(Dataset excerpt)
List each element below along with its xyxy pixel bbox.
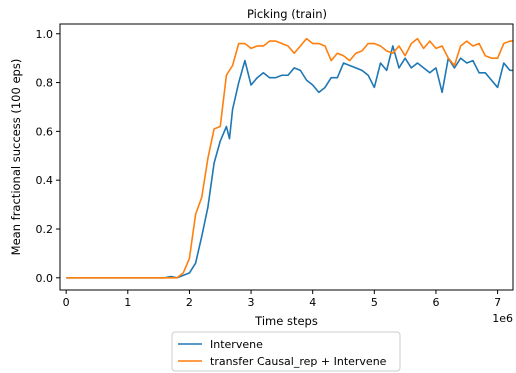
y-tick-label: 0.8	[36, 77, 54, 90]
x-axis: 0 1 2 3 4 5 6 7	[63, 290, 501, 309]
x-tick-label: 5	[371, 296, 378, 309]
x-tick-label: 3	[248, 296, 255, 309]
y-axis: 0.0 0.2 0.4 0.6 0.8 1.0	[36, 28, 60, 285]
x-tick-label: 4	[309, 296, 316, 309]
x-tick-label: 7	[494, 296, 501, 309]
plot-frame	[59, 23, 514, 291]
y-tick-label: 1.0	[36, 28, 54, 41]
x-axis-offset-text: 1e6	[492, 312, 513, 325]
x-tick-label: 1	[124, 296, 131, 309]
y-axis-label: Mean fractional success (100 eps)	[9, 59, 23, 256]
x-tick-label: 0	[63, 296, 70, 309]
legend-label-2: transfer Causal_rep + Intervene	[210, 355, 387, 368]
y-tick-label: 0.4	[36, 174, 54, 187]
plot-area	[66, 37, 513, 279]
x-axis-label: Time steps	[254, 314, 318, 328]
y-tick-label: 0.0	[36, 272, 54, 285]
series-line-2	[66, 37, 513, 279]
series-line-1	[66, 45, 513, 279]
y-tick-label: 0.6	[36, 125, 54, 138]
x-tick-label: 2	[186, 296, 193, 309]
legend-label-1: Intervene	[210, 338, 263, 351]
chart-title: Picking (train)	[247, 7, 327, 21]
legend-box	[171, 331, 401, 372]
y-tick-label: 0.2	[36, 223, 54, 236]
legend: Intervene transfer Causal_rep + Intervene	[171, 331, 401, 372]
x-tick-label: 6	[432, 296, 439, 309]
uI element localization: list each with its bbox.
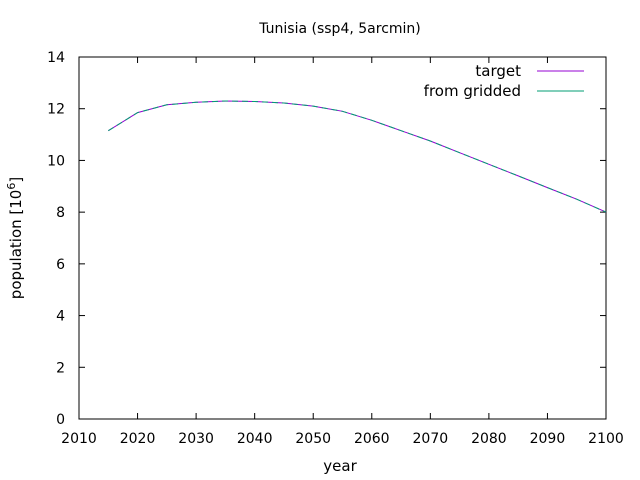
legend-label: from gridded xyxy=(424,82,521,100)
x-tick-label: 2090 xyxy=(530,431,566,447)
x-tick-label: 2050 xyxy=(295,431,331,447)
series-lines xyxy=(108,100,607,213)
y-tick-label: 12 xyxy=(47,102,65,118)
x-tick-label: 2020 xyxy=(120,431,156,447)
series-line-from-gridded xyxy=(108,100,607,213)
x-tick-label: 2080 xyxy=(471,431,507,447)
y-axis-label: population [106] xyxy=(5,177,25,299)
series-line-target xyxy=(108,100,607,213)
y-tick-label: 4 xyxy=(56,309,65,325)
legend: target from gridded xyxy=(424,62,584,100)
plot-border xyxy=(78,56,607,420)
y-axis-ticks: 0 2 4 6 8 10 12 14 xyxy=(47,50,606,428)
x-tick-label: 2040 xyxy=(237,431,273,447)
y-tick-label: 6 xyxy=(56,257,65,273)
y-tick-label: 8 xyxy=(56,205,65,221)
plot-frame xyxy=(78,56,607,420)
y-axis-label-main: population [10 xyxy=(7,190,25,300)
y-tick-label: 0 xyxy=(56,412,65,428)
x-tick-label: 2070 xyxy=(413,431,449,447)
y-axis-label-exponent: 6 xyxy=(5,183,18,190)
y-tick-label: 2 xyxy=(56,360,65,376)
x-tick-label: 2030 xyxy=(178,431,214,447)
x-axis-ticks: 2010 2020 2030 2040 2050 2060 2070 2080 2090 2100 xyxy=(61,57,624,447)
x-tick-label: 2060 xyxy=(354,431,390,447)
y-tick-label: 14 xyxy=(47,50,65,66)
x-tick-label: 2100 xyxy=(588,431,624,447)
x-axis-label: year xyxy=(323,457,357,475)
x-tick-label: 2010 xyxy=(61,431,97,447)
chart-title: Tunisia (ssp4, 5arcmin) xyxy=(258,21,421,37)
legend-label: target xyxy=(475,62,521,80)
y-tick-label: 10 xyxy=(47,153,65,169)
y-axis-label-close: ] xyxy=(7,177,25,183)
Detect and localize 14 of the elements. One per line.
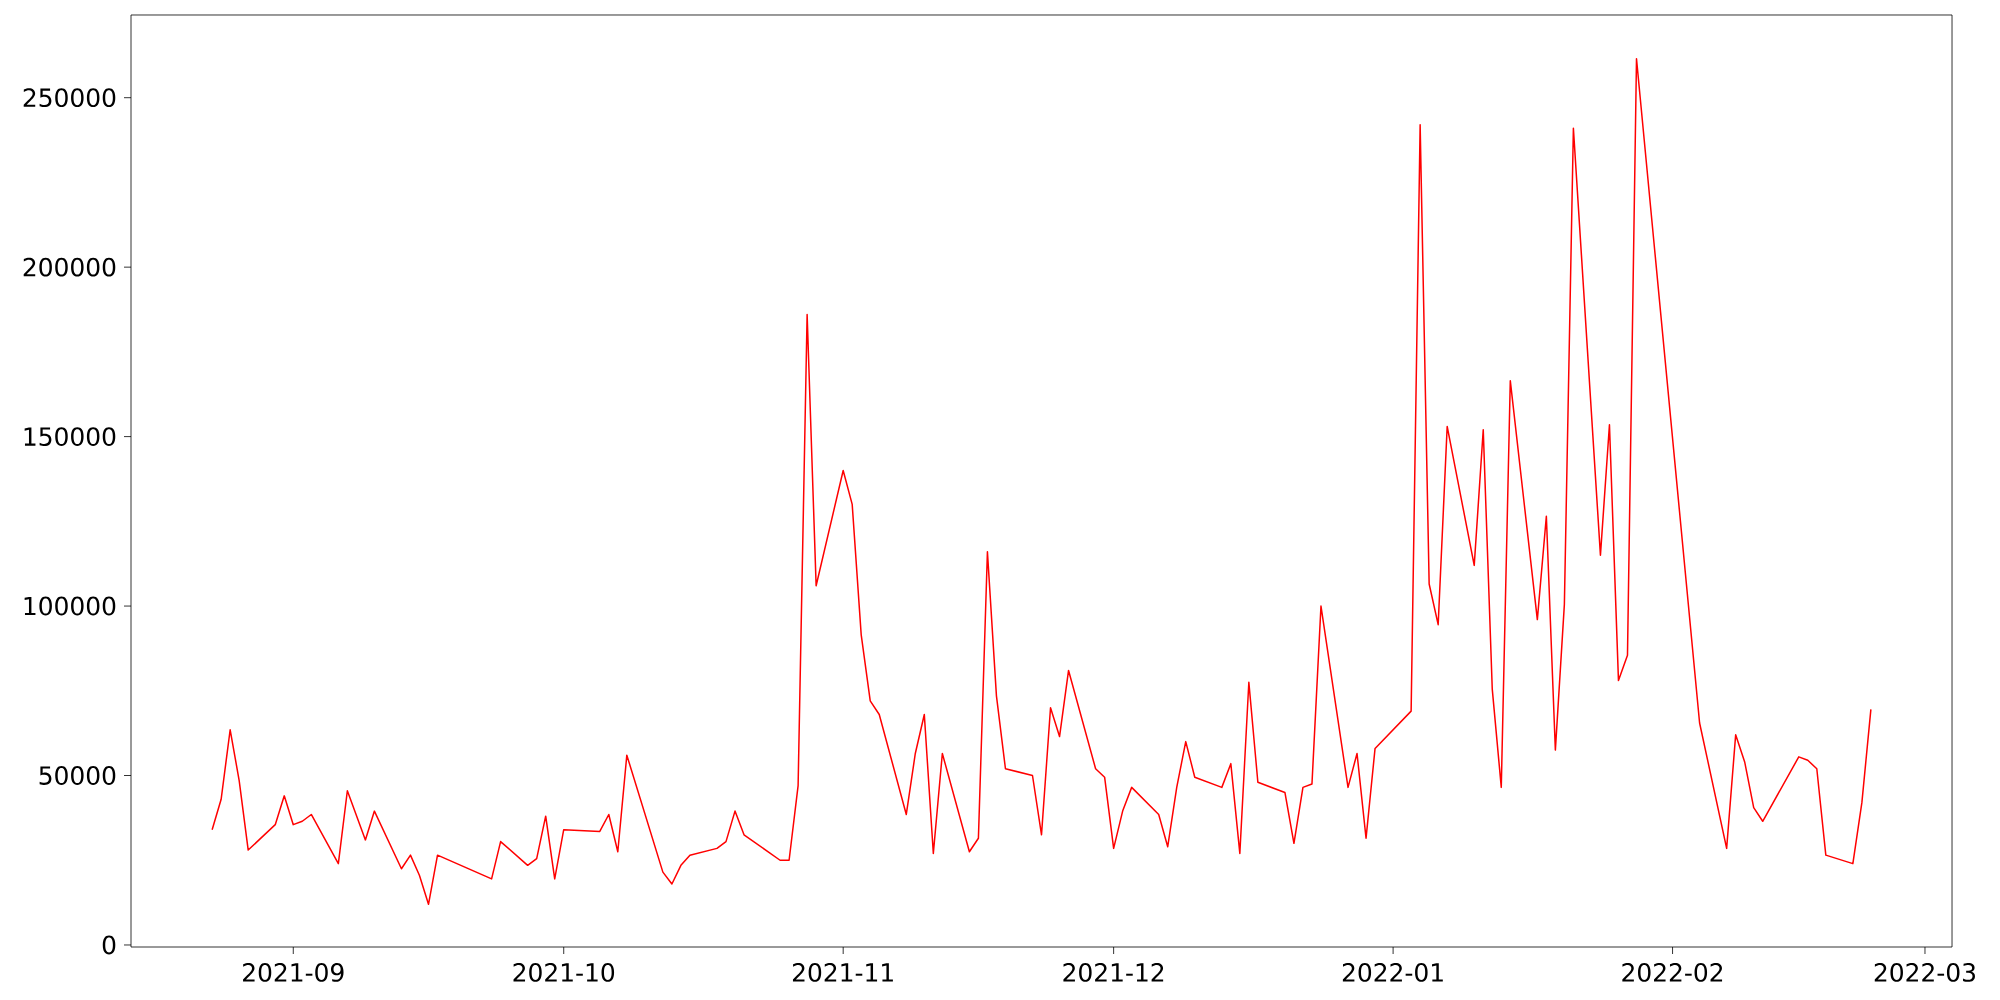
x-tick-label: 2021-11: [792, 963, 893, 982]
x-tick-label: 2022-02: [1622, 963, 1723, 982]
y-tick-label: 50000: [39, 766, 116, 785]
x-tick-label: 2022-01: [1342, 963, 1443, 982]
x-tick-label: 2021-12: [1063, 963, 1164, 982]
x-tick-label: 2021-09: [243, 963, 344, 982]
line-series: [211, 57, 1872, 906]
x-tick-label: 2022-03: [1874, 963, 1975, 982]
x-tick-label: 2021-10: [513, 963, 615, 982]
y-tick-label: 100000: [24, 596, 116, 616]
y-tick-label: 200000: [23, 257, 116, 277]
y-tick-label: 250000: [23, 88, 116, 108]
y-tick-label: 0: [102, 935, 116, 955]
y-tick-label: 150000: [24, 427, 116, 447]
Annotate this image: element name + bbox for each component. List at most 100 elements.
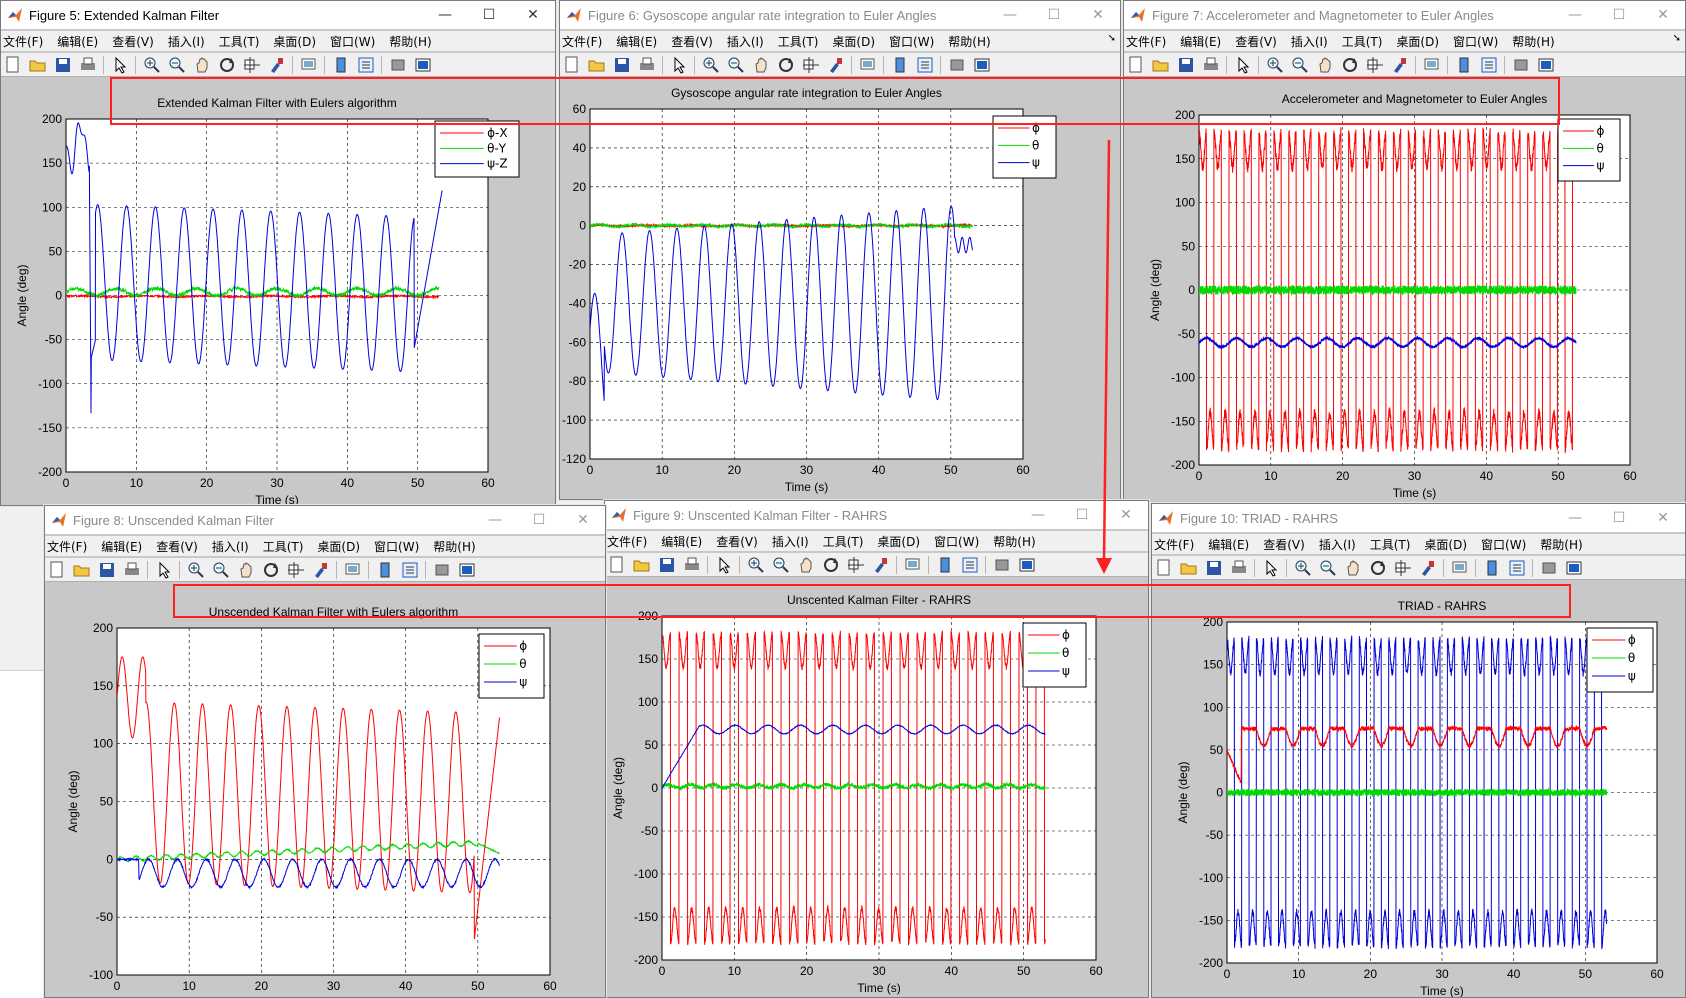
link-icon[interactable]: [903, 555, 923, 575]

Exercise description: Output every line of the material above unchanged, omitting the pictures.

Task output:
List each element below along with its xyxy pixel bbox.
y-tick-label: 0.8	[36, 77, 54, 90]
x-axis: 0 1 2 3 4 5 6 7	[63, 290, 501, 309]
x-tick-label: 5	[371, 296, 378, 309]
x-tick-label: 3	[248, 296, 255, 309]
y-axis: 0.0 0.2 0.4 0.6 0.8 1.0	[36, 28, 60, 285]
x-tick-label: 4	[309, 296, 316, 309]
x-tick-label: 7	[494, 296, 501, 309]
plot-frame	[59, 23, 514, 291]
y-tick-label: 1.0	[36, 28, 54, 41]
x-axis-offset-text: 1e6	[492, 312, 513, 325]
x-tick-label: 1	[124, 296, 131, 309]
y-axis-label: Mean fractional success (100 eps)	[9, 59, 23, 256]
x-tick-label: 0	[63, 296, 70, 309]
legend-label-2: transfer Causal_rep + Intervene	[210, 355, 387, 368]
y-tick-label: 0.4	[36, 174, 54, 187]
plot-area	[66, 37, 513, 279]
x-axis-label: Time steps	[254, 314, 318, 328]
y-tick-label: 0.0	[36, 272, 54, 285]
series-line-2	[66, 37, 513, 279]
series-line-1	[66, 45, 513, 279]
y-tick-label: 0.6	[36, 125, 54, 138]
x-tick-label: 2	[186, 296, 193, 309]
legend-label-1: Intervene	[210, 338, 263, 351]
chart-title: Picking (train)	[247, 7, 327, 21]
legend-box	[171, 331, 401, 372]
y-tick-label: 0.2	[36, 223, 54, 236]
legend: Intervene transfer Causal_rep + Intervene	[171, 331, 401, 372]
x-tick-label: 6	[432, 296, 439, 309]
uI element localization: list each with its bbox.
legend-label: from gridded xyxy=(424,82,521,100)
x-tick-label: 2090 xyxy=(530,431,566,447)
x-tick-label: 2050 xyxy=(295,431,331,447)
series-lines xyxy=(108,100,607,213)
y-tick-label: 12 xyxy=(47,102,65,118)
x-tick-label: 2020 xyxy=(120,431,156,447)
series-line-from-gridded xyxy=(108,100,607,213)
x-tick-label: 2080 xyxy=(471,431,507,447)
y-axis-label: population [106] xyxy=(5,177,25,299)
series-line-target xyxy=(108,100,607,213)
y-tick-label: 4 xyxy=(56,309,65,325)
legend: target from gridded xyxy=(424,62,584,100)
plot-border xyxy=(78,56,607,420)
y-axis-ticks: 0 2 4 6 8 10 12 14 xyxy=(47,50,606,428)
x-tick-label: 2040 xyxy=(237,431,273,447)
y-tick-label: 6 xyxy=(56,257,65,273)
y-tick-label: 8 xyxy=(56,205,65,221)
plot-frame xyxy=(78,56,607,420)
y-axis-label-main: population [10 xyxy=(7,190,25,300)
y-tick-label: 0 xyxy=(56,412,65,428)
x-tick-label: 2070 xyxy=(413,431,449,447)
y-axis-label-exponent: 6 xyxy=(5,183,18,190)
y-tick-label: 2 xyxy=(56,360,65,376)
x-tick-label: 2030 xyxy=(178,431,214,447)
x-axis-ticks: 2010 2020 2030 2040 2050 2060 2070 2080 2090 2100 xyxy=(61,57,624,447)
x-tick-label: 2060 xyxy=(354,431,390,447)
y-tick-label: 14 xyxy=(47,50,65,66)
x-tick-label: 2100 xyxy=(588,431,624,447)
x-axis-label: year xyxy=(323,457,357,475)
x-tick-label: 2010 xyxy=(61,431,97,447)
chart-title: Tunisia (ssp4, 5arcmin) xyxy=(258,21,421,37)
legend-label: target xyxy=(475,62,521,80)
y-tick-label: 10 xyxy=(47,153,65,169)
y-axis-label-close: ] xyxy=(7,177,25,183)
Detect and localize 14 of the elements. One per line.
x-tick-label: 2021-11: [792, 963, 893, 982]
x-tick-label: 2022-02: [1622, 963, 1723, 982]
y-tick-label: 50000: [39, 766, 116, 785]
x-tick-label: 2022-01: [1342, 963, 1443, 982]
x-tick-label: 2021-12: [1063, 963, 1164, 982]
x-tick-label: 2021-09: [243, 963, 344, 982]
line-series: [211, 57, 1872, 906]
x-tick-label: 2022-03: [1874, 963, 1975, 982]
x-tick-label: 2021-10: [513, 963, 615, 982]
y-tick-label: 100000: [24, 596, 116, 616]
y-tick-label: 200000: [23, 257, 116, 277]
y-tick-label: 250000: [23, 88, 116, 108]
y-tick-label: 0: [102, 935, 116, 955]
y-tick-label: 150000: [24, 427, 116, 447]
Annotate this image: element name + bbox for each component. List at most 100 elements.
link-icon[interactable]: [903, 555, 923, 575]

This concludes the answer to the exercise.